**TASK BRIEF:** Transcribe the records that follow, preserving every word.

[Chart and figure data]
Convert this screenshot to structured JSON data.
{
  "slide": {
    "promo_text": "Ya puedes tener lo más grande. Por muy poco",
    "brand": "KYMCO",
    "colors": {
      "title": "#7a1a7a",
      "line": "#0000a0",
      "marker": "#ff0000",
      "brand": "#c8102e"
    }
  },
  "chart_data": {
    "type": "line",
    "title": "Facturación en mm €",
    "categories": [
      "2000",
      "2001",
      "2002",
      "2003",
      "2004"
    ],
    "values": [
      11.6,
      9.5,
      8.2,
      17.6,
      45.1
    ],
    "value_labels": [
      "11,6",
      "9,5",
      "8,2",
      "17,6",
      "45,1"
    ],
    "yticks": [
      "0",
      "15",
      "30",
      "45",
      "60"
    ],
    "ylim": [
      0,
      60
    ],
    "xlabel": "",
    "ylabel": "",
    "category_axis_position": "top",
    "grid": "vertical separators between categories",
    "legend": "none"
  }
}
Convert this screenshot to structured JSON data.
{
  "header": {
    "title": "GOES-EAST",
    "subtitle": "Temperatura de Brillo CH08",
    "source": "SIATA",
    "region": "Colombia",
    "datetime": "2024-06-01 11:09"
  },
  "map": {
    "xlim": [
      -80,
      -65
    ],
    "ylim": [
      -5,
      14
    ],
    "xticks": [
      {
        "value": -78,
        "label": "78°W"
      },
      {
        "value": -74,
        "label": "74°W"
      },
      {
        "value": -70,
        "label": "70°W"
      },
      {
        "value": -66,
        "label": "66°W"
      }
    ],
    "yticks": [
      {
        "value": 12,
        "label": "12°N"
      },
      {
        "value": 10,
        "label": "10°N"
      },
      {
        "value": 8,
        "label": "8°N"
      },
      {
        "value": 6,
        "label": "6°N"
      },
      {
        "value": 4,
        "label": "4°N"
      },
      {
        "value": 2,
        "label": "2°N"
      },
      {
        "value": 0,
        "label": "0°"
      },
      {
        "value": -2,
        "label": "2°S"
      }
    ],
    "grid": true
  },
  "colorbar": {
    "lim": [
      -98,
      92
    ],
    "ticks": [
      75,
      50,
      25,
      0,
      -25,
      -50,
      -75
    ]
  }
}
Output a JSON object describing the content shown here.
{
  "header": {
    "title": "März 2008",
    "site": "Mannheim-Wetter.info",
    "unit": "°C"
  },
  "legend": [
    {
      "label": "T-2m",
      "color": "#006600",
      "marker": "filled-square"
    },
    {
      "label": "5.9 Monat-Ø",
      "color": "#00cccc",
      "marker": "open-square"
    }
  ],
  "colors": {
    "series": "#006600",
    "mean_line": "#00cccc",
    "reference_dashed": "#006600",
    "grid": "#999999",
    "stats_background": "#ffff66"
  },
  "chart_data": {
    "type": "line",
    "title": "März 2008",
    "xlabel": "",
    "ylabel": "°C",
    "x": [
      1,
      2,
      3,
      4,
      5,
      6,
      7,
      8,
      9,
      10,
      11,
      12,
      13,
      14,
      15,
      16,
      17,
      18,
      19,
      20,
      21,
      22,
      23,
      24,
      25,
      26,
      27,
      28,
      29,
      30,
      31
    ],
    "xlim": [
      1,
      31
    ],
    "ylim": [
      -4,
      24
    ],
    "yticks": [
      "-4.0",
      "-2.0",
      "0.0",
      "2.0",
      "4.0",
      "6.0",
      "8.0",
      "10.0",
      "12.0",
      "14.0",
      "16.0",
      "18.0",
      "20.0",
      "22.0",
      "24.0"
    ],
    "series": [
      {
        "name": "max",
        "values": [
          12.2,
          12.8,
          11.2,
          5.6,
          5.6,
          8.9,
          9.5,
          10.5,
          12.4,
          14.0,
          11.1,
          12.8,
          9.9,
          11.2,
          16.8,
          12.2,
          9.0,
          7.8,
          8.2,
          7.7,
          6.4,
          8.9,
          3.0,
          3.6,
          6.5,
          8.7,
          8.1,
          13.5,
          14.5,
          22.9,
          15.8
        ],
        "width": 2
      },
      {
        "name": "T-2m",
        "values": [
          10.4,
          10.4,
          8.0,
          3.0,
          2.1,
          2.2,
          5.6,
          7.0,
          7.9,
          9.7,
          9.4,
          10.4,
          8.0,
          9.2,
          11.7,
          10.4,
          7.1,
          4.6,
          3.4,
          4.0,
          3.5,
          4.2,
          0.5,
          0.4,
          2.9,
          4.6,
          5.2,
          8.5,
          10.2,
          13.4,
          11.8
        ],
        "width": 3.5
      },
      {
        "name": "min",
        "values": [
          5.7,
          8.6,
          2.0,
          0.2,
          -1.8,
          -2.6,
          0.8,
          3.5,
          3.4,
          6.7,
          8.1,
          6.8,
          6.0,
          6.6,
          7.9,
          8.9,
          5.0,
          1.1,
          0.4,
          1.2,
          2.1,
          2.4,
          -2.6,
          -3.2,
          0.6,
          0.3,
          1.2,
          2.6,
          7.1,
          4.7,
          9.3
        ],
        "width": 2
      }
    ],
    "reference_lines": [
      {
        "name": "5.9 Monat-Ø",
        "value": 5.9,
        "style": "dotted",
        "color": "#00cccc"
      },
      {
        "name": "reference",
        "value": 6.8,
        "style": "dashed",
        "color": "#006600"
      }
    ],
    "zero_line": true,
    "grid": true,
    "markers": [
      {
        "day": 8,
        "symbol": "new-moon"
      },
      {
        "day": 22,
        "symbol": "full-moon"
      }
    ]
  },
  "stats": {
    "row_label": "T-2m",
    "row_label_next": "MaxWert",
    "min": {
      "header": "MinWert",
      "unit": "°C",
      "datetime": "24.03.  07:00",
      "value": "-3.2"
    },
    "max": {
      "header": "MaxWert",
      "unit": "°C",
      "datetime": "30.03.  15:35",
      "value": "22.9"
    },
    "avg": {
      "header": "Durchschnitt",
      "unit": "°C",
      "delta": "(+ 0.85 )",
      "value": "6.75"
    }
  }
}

**ANSWER TO THIS TASK:**
Convert this screenshot to structured JSON data.
{
  "slide": {
    "promo_text": "Ya puedes tener lo más grande. Por muy poco",
    "brand": "KYMCO",
    "colors": {
      "title": "#7a1a7a",
      "line": "#0000a0",
      "marker": "#ff0000",
      "brand": "#c8102e"
    }
  },
  "chart_data": {
    "type": "line",
    "title": "Facturación en mm €",
    "categories": [
      "2000",
      "2001",
      "2002",
      "2003",
      "2004"
    ],
    "values": [
      11.6,
      9.5,
      8.2,
      17.6,
      45.1
    ],
    "value_labels": [
      "11,6",
      "9,5",
      "8,2",
      "17,6",
      "45,1"
    ],
    "yticks": [
      "0",
      "15",
      "30",
      "45",
      "60"
    ],
    "ylim": [
      0,
      60
    ],
    "xlabel": "",
    "ylabel": "",
    "category_axis_position": "top",
    "grid": "vertical separators between categories",
    "legend": "none"
  }
}
Convert this screenshot to structured JSON data.
{
  "header": {
    "title": "GOES-EAST",
    "subtitle": "Temperatura de Brillo CH08",
    "source": "SIATA",
    "region": "Colombia",
    "datetime": "2024-06-01 11:09"
  },
  "map": {
    "xlim": [
      -80,
      -65
    ],
    "ylim": [
      -5,
      14
    ],
    "xticks": [
      {
        "value": -78,
        "label": "78°W"
      },
      {
        "value": -74,
        "label": "74°W"
      },
      {
        "value": -70,
        "label": "70°W"
      },
      {
        "value": -66,
        "label": "66°W"
      }
    ],
    "yticks": [
      {
        "value": 12,
        "label": "12°N"
      },
      {
        "value": 10,
        "label": "10°N"
      },
      {
        "value": 8,
        "label": "8°N"
      },
      {
        "value": 6,
        "label": "6°N"
      },
      {
        "value": 4,
        "label": "4°N"
      },
      {
        "value": 2,
        "label": "2°N"
      },
      {
        "value": 0,
        "label": "0°"
      },
      {
        "value": -2,
        "label": "2°S"
      }
    ],
    "grid": true
  },
  "colorbar": {
    "lim": [
      -98,
      92
    ],
    "ticks": [
      75,
      50,
      25,
      0,
      -25,
      -50,
      -75
    ]
  }
}
Output a JSON object describing the content shown here.
{
  "header": {
    "title": "März 2008",
    "site": "Mannheim-Wetter.info",
    "unit": "°C"
  },
  "legend": [
    {
      "label": "T-2m",
      "color": "#006600",
      "marker": "filled-square"
    },
    {
      "label": "5.9 Monat-Ø",
      "color": "#00cccc",
      "marker": "open-square"
    }
  ],
  "colors": {
    "series": "#006600",
    "mean_line": "#00cccc",
    "reference_dashed": "#006600",
    "grid": "#999999",
    "stats_background": "#ffff66"
  },
  "chart_data": {
    "type": "line",
    "title": "März 2008",
    "xlabel": "",
    "ylabel": "°C",
    "x": [
      1,
      2,
      3,
      4,
      5,
      6,
      7,
      8,
      9,
      10,
      11,
      12,
      13,
      14,
      15,
      16,
      17,
      18,
      19,
      20,
      21,
      22,
      23,
      24,
      25,
      26,
      27,
      28,
      29,
      30,
      31
    ],
    "xlim": [
      1,
      31
    ],
    "ylim": [
      -4,
      24
    ],
    "yticks": [
      "-4.0",
      "-2.0",
      "0.0",
      "2.0",
      "4.0",
      "6.0",
      "8.0",
      "10.0",
      "12.0",
      "14.0",
      "16.0",
      "18.0",
      "20.0",
      "22.0",
      "24.0"
    ],
    "series": [
      {
        "name": "max",
        "values": [
          12.2,
          12.8,
          11.2,
          5.6,
          5.6,
          8.9,
          9.5,
          10.5,
          12.4,
          14.0,
          11.1,
          12.8,
          9.9,
          11.2,
          16.8,
          12.2,
          9.0,
          7.8,
          8.2,
          7.7,
          6.4,
          8.9,
          3.0,
          3.6,
          6.5,
          8.7,
          8.1,
          13.5,
          14.5,
          22.9,
          15.8
        ],
        "width": 2
      },
      {
        "name": "T-2m",
        "values": [
          10.4,
          10.4,
          8.0,
          3.0,
          2.1,
          2.2,
          5.6,
          7.0,
          7.9,
          9.7,
          9.4,
          10.4,
          8.0,
          9.2,
          11.7,
          10.4,
          7.1,
          4.6,
          3.4,
          4.0,
          3.5,
          4.2,
          0.5,
          0.4,
          2.9,
          4.6,
          5.2,
          8.5,
          10.2,
          13.4,
          11.8
        ],
        "width": 3.5
      },
      {
        "name": "min",
        "values": [
          5.7,
          8.6,
          2.0,
          0.2,
          -1.8,
          -2.6,
          0.8,
          3.5,
          3.4,
          6.7,
          8.1,
          6.8,
          6.0,
          6.6,
          7.9,
          8.9,
          5.0,
          1.1,
          0.4,
          1.2,
          2.1,
          2.4,
          -2.6,
          -3.2,
          0.6,
          0.3,
          1.2,
          2.6,
          7.1,
          4.7,
          9.3
        ],
        "width": 2
      }
    ],
    "reference_lines": [
      {
        "name": "5.9 Monat-Ø",
        "value": 5.9,
        "style": "dotted",
        "color": "#00cccc"
      },
      {
        "name": "reference",
        "value": 6.8,
        "style": "dashed",
        "color": "#006600"
      }
    ],
    "zero_line": true,
    "grid": true,
    "markers": [
      {
        "day": 8,
        "symbol": "new-moon"
      },
      {
        "day": 22,
        "symbol": "full-moon"
      }
    ]
  },
  "stats": {
    "row_label": "T-2m",
    "row_label_next": "MaxWert",
    "min": {
      "header": "MinWert",
      "unit": "°C",
      "datetime": "24.03.  07:00",
      "value": "-3.2"
    },
    "max": {
      "header": "MaxWert",
      "unit": "°C",
      "datetime": "30.03.  15:35",
      "value": "22.9"
    },
    "avg": {
      "header": "Durchschnitt",
      "unit": "°C",
      "delta": "(+ 0.85 )",
      "value": "6.75"
    }
  }
}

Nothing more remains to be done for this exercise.